-- BEGIN Records to use --
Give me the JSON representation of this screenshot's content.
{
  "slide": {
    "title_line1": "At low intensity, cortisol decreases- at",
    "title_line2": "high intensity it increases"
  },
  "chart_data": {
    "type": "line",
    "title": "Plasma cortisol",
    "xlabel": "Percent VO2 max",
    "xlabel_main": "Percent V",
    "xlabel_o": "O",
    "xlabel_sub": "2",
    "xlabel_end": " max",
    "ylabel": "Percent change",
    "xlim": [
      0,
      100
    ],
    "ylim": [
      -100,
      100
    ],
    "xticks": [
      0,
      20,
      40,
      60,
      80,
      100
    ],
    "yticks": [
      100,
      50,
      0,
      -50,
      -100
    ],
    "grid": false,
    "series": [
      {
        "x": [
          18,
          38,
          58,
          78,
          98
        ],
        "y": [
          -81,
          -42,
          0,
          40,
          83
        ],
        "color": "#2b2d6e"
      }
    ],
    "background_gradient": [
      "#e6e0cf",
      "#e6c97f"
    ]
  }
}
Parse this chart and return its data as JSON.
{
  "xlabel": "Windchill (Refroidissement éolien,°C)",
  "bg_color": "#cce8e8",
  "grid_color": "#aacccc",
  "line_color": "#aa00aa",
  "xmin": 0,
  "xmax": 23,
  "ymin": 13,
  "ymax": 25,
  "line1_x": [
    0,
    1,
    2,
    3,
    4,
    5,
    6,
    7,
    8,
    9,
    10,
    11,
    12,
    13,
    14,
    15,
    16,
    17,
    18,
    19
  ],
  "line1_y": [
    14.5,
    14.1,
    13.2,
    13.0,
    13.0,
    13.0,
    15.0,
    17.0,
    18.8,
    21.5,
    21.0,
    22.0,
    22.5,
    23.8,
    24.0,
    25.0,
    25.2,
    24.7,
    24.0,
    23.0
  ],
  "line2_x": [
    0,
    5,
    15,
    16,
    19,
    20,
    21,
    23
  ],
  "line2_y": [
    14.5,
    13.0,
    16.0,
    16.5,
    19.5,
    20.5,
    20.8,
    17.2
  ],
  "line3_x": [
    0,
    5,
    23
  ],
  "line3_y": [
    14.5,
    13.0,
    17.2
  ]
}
-- END Records to use --
## The problem
Lines containing the string "this" are to be selected and copied.

## Reply to the task
Give me the JSON representation of this screenshot's content.
Parse this chart and return its data as JSON.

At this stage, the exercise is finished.